> [Task statement]:
Report the count of lines below in which the string "date" occurs; include nothing else.

── Material provided

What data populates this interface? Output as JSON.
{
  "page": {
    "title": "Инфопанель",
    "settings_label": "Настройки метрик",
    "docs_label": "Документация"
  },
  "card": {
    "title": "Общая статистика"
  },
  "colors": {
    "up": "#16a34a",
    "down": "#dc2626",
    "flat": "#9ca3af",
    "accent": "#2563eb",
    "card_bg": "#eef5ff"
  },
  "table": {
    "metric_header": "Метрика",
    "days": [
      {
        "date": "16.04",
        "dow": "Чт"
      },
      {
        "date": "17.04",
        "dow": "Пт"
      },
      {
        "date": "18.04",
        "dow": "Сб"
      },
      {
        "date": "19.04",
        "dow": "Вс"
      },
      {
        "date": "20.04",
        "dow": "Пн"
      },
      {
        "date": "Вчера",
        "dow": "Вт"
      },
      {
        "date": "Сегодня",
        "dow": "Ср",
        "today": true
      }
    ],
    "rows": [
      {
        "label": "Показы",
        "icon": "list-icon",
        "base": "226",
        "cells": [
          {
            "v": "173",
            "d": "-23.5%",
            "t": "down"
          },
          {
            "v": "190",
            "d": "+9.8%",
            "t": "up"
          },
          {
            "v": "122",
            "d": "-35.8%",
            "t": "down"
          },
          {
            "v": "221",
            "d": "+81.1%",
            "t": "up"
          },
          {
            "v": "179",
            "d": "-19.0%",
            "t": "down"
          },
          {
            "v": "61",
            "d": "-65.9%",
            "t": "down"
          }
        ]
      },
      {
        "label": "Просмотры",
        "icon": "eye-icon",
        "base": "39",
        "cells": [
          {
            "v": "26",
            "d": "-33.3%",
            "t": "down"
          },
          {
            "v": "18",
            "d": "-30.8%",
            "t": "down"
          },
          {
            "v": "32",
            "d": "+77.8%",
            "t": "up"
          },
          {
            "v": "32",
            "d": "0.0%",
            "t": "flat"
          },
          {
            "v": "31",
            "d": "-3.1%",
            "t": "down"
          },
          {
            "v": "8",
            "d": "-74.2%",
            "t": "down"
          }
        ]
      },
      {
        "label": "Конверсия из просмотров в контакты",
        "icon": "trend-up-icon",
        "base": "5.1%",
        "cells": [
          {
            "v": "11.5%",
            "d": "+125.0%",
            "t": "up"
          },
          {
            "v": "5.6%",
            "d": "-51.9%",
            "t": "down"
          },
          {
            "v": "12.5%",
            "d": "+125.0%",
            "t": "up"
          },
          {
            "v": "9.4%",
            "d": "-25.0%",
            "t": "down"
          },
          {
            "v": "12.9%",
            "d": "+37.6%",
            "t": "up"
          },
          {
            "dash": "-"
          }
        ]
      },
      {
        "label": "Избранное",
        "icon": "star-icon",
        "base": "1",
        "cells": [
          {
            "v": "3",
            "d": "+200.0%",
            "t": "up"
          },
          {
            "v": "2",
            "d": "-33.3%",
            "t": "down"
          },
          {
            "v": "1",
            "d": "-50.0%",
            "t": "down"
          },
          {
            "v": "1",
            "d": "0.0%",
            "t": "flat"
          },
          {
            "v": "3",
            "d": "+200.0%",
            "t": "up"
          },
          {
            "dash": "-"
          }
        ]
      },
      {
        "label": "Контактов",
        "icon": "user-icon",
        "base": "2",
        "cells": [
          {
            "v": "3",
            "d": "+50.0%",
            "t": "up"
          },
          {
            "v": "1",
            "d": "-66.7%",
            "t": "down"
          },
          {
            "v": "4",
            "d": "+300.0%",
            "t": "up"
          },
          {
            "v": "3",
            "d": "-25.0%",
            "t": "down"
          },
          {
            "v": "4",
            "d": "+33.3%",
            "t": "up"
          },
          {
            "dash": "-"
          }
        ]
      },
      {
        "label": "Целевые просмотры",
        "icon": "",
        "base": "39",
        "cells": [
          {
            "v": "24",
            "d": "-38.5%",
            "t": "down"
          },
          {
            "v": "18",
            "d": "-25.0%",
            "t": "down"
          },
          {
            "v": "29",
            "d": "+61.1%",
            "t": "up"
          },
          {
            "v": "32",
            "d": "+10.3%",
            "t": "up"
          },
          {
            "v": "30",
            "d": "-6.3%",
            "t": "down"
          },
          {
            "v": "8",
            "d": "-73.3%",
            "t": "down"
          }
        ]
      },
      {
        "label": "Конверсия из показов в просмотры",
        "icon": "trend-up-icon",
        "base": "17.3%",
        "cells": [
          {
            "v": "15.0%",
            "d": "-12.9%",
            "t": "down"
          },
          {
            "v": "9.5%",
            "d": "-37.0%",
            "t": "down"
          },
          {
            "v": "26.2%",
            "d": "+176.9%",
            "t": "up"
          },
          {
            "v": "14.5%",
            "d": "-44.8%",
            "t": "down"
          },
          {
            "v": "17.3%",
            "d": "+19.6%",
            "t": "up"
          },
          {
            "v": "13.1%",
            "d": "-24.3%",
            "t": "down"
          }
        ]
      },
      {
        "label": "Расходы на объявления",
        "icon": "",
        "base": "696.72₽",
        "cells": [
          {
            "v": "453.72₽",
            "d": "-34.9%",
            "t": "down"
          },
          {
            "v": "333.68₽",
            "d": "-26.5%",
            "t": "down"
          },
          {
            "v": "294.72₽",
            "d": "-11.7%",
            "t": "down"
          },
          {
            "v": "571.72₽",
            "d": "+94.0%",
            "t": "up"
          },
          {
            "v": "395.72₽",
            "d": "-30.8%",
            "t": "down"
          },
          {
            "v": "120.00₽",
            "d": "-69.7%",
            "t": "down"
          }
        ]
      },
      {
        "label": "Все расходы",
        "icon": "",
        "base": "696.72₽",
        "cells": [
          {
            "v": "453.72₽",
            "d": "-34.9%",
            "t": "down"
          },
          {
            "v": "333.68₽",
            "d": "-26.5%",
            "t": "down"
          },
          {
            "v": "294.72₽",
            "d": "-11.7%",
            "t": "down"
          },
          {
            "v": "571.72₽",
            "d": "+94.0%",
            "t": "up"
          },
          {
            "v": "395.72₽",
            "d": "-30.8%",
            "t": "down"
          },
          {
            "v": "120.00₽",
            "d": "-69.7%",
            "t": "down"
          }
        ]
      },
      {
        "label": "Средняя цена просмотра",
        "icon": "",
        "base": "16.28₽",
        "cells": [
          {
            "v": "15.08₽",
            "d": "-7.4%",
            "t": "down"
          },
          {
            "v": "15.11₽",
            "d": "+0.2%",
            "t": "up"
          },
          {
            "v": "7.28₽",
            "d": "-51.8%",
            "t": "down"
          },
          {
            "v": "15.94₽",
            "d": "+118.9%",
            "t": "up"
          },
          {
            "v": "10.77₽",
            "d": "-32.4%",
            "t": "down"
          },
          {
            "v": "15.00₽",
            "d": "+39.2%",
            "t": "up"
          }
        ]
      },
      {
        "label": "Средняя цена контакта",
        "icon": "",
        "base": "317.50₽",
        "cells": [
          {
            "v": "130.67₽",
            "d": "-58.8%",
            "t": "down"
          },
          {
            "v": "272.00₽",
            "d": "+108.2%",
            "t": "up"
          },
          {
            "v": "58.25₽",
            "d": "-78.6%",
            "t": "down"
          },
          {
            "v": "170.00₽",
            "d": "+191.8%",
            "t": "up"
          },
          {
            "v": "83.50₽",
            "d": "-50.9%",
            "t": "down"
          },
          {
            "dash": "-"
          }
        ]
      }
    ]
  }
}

────

> [Exercise answer]:
7